* **WHAT IS EXPECTED**: Work out how many lines of the listing hold the string "경력지원제", then answer with that number and nothing else.

─── DATASET EXCERPTS

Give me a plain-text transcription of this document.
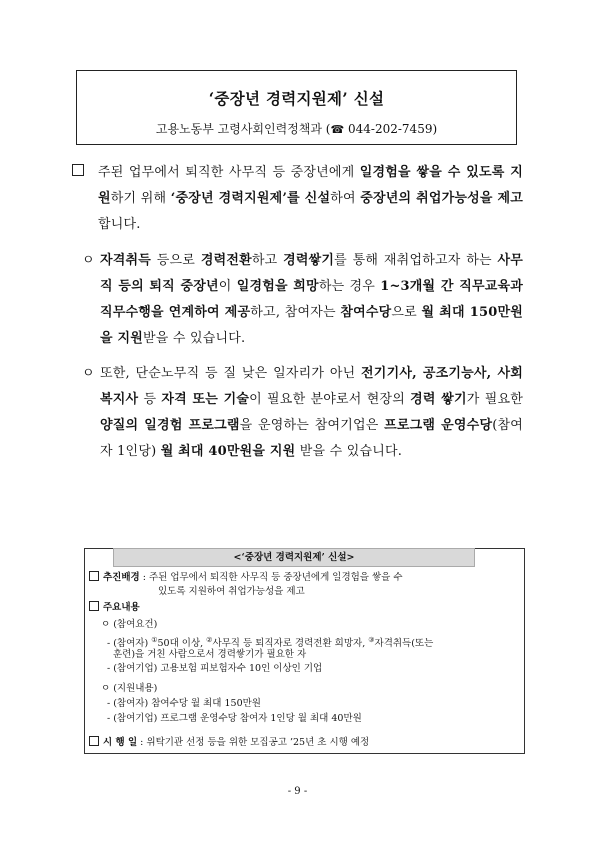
‘중장년 경력지원제’ 신설
고용노동부 고령사회인력정책과 (☎ 044-202-7459)
주된 업무에서 퇴직한 사무직 등 중장년에게 일경험을 쌓을 수 있도록 지원하기 위해 ‘중장년 경력지원제’를 신설하여 중장년의 취업가능성을 제고합니다.
ㅇ 자격취득 등으로 경력전환하고 경력쌓기를 통해 재취업하고자 하는 사무직 등의 퇴직 중장년이 일경험을 희망하는 경우 1~3개월 간 직무교육과 직무수행을 연계하여 제공하고, 참여자는 참여수당으로 월 최대 150만원을 지원받을 수 있습니다.
ㅇ 또한, 단순노무직 등 질 낮은 일자리가 아닌 전기기사, 공조기능사, 사회복지사 등 자격 또는 기술이 필요한 분야로서 현장의 경력 쌓기가 필요한 양질의 일경험 프로그램을 운영하는 참여기업은 프로그램 운영수당(참여자 1인당) 월 최대 40만원을 지원 받을 수 있습니다.
<‘중장년 경력지원제’ 신설>
추진배경 : 주된 업무에서 퇴직한 사무직 등 중장년에게 일경험을 쌓을 수
있도록 지원하여 취업가능성을 제고
주요내용
ㅇ (참여요건)
- (참여자) ①50대 이상, ②사무직 등 퇴직자로 경력전환 희망자, ③자격취득(또는
훈련)을 거친 사람으로서 경력쌓기가 필요한 자
- (참여기업) 고용보험 피보험자수 10인 이상인 기업
ㅇ (지원내용)
- (참여자) 참여수당 월 최대 150만원
- (참여기업) 프로그램 운영수당 참여자 1인당 월 최대 40만원
시 행 일 : 위탁기관 선정 등을 위한 모집공고 ’25년 초 시행 예정
- 9 -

──────

* **EXERCISE OUTPUT**: 3